■ Exercise prompt ■
Below are the records; collect from them each line containing the string "Periodo".

■ Data entries ■
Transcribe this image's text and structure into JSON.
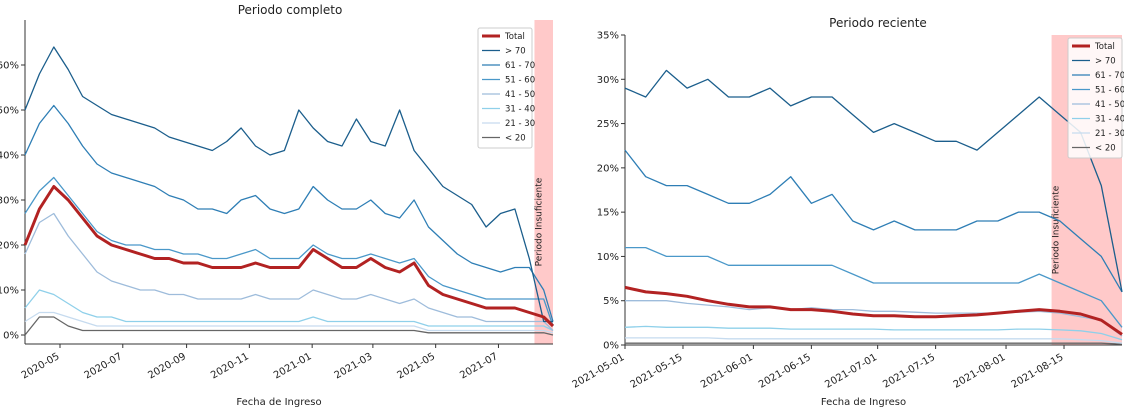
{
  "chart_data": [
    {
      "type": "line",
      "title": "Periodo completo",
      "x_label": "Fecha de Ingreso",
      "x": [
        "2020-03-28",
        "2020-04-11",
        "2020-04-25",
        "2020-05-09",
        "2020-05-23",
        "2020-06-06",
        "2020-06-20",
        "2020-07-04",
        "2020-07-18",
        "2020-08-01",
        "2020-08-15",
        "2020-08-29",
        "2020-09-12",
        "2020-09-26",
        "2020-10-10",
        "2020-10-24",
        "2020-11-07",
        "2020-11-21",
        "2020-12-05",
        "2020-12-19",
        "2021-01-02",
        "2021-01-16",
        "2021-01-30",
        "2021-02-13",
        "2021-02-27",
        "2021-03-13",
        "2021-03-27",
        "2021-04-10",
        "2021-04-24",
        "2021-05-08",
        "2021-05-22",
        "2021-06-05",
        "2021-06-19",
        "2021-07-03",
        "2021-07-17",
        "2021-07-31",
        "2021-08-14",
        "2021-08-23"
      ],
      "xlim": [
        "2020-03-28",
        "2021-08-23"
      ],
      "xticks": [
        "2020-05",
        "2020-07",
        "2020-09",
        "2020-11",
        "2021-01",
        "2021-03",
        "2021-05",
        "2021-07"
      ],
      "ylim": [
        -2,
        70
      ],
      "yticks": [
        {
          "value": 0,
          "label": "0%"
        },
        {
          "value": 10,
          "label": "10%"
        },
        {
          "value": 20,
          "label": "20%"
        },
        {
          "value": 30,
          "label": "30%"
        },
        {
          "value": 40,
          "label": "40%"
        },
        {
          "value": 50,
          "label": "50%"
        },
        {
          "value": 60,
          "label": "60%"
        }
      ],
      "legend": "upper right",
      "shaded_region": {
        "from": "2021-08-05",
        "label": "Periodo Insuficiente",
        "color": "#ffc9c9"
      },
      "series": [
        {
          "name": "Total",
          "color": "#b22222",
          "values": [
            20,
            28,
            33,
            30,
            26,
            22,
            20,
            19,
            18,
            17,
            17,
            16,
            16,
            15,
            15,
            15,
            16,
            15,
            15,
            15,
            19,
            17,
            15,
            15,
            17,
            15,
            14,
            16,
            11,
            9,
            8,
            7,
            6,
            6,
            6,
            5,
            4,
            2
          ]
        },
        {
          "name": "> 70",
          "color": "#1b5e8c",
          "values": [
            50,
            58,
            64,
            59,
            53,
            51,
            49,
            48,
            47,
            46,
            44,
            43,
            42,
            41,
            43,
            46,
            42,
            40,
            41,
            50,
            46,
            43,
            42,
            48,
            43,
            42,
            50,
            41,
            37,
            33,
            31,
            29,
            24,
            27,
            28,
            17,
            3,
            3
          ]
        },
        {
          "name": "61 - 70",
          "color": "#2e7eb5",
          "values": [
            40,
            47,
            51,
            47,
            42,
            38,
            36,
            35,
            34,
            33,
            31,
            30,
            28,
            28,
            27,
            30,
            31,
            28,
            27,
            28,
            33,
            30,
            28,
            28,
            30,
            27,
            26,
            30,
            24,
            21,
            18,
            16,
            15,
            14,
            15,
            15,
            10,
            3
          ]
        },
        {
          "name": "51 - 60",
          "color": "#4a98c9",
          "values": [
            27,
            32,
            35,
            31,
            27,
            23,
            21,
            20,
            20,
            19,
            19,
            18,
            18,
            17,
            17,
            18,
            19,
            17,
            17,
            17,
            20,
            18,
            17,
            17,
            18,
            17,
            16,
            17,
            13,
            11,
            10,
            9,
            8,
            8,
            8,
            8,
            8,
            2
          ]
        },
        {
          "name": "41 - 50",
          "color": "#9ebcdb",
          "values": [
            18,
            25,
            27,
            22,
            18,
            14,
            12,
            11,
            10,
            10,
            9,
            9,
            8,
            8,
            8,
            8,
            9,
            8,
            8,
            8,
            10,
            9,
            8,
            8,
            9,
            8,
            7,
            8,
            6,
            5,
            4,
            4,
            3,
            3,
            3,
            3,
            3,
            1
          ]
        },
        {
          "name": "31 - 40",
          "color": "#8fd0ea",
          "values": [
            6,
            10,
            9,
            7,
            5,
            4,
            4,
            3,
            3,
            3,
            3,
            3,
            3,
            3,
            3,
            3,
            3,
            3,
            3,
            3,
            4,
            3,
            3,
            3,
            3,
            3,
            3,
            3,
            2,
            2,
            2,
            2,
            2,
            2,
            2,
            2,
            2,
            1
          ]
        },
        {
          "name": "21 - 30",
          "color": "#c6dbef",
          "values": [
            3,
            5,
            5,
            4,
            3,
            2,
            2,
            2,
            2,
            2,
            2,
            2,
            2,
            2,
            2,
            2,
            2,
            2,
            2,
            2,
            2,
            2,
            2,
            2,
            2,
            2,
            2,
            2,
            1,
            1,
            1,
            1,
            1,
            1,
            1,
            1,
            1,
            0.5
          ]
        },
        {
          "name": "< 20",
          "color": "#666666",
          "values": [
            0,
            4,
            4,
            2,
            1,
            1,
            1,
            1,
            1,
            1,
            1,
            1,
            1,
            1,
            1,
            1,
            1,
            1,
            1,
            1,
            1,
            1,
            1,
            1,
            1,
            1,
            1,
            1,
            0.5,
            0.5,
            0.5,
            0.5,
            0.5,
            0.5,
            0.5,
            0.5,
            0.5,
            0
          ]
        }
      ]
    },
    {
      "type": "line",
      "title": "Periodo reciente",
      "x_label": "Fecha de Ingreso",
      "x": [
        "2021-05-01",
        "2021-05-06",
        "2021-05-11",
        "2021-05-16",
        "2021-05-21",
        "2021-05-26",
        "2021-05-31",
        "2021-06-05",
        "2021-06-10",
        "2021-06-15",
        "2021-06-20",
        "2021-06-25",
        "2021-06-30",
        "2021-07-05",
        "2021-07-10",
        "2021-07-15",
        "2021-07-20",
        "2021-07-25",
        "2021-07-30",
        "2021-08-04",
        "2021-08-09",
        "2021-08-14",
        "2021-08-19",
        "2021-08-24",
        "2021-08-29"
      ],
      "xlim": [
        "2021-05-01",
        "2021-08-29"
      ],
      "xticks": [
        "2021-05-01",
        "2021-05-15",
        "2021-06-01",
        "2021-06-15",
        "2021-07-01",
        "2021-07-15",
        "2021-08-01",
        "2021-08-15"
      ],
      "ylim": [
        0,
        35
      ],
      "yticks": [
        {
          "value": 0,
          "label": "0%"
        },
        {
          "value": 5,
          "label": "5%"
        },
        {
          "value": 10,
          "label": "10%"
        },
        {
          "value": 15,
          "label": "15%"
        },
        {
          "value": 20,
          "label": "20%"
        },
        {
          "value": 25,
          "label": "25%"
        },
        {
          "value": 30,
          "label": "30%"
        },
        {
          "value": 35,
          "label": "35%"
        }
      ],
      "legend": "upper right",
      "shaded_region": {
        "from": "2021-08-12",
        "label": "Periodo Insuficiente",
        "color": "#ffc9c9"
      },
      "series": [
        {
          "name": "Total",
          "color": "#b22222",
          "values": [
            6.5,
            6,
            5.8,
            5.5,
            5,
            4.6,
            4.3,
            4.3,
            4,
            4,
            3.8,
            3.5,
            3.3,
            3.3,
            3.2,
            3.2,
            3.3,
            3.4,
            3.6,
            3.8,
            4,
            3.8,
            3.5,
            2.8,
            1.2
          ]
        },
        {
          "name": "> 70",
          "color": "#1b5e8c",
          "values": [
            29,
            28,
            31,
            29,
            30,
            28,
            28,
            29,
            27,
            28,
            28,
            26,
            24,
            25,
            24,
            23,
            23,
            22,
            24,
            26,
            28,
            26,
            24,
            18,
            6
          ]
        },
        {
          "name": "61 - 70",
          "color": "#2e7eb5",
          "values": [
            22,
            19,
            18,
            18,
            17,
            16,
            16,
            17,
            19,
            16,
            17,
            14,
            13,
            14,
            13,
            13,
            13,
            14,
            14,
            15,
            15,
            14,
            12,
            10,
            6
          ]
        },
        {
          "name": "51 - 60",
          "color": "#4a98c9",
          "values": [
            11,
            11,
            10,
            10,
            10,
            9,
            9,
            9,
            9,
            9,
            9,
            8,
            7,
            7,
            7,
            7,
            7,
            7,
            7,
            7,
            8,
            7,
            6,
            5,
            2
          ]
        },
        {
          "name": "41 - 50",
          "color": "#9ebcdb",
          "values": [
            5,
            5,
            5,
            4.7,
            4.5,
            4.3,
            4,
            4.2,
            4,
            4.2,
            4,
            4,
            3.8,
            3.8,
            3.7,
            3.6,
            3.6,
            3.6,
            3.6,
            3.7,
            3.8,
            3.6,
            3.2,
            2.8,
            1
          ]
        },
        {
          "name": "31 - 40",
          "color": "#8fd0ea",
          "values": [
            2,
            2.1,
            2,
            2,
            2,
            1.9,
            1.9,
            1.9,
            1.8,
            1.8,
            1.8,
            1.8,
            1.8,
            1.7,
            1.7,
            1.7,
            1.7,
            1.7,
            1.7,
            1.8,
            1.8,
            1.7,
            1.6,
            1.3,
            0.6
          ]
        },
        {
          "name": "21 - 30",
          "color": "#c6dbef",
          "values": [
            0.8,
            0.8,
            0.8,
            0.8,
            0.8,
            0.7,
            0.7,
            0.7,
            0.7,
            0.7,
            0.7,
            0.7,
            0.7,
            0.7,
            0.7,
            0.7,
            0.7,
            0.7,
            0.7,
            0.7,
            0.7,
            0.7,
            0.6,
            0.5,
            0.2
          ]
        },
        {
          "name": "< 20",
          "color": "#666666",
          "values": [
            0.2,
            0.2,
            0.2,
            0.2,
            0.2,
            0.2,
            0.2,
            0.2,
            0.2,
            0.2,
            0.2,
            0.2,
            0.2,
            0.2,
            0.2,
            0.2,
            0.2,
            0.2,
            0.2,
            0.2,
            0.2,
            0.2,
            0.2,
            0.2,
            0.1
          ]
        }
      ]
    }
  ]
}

==

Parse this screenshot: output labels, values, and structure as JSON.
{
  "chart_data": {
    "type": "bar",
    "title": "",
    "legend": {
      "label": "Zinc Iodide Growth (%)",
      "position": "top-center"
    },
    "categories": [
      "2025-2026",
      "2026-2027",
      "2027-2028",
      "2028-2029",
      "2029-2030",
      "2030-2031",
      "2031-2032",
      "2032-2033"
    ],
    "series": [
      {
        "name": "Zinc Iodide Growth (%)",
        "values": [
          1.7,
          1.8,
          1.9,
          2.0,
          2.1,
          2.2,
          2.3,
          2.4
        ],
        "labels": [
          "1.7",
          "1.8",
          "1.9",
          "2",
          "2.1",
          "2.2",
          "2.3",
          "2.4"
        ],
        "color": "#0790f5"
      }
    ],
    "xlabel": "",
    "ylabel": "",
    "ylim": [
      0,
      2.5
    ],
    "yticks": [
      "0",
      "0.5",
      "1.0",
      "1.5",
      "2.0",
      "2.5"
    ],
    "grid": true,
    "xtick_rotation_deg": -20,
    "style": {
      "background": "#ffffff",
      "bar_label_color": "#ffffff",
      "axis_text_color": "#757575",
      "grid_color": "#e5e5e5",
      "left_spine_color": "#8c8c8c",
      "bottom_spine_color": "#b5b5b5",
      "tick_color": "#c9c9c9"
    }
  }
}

* * *

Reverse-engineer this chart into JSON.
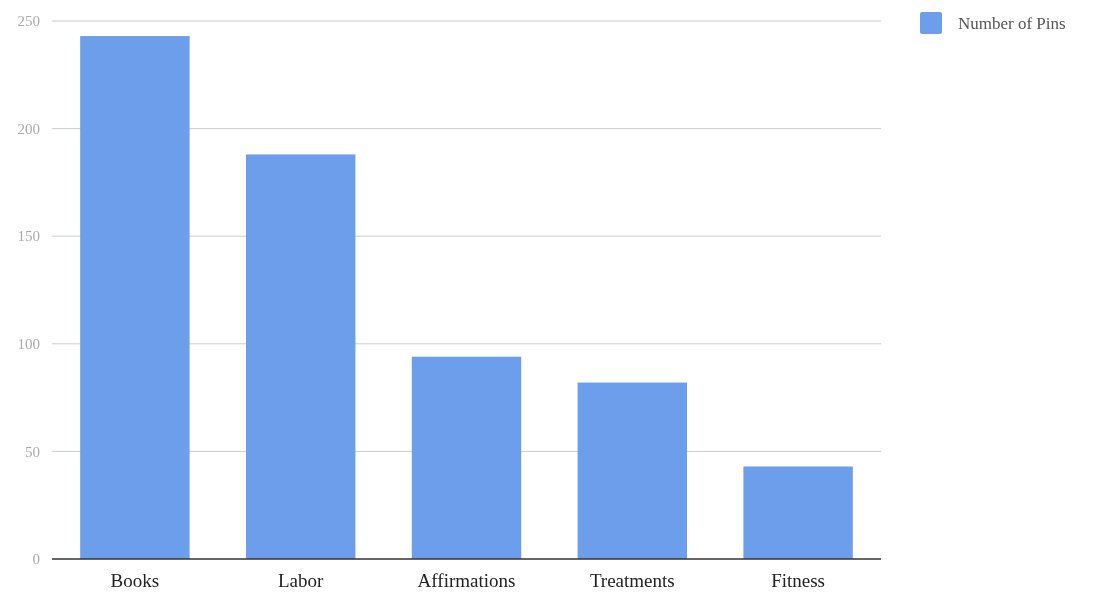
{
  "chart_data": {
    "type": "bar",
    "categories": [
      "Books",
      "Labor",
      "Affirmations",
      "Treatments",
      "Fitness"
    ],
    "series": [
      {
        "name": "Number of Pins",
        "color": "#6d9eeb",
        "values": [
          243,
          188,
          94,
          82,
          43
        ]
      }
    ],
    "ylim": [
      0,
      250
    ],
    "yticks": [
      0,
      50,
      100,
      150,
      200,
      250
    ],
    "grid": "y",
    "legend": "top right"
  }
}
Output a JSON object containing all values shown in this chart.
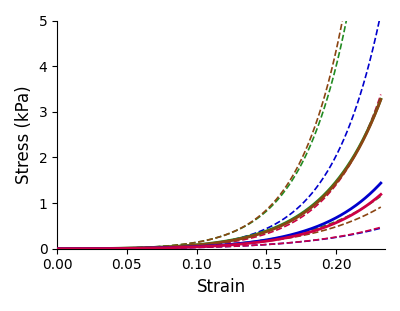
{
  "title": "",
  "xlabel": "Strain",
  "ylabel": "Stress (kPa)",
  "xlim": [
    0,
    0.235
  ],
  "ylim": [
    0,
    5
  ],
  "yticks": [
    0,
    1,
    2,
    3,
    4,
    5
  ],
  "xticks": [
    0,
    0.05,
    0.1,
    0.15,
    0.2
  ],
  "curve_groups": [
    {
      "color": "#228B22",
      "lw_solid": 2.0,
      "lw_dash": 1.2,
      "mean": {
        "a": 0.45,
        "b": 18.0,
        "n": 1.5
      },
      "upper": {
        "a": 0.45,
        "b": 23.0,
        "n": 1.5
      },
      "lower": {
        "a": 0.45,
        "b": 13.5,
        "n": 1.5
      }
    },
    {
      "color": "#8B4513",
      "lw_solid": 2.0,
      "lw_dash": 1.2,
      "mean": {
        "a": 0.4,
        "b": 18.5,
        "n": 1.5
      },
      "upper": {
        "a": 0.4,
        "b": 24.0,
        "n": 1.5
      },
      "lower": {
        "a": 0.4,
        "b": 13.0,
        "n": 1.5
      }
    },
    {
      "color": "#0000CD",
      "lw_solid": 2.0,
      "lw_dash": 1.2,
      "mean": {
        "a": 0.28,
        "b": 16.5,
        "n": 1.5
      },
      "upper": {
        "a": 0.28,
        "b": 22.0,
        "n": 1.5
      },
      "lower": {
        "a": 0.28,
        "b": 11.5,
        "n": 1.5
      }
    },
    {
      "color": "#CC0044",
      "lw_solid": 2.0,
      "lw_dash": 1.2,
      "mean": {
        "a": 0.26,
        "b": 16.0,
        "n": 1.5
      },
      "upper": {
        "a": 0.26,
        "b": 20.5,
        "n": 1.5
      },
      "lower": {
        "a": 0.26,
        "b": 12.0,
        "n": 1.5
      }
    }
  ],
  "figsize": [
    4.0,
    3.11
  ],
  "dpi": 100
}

■ Result of the exercise ■
      "title": "Periodo completo",
        "label": "Periodo Insuficiente",
      "title": "Periodo reciente",
        "label": "Periodo Insuficiente",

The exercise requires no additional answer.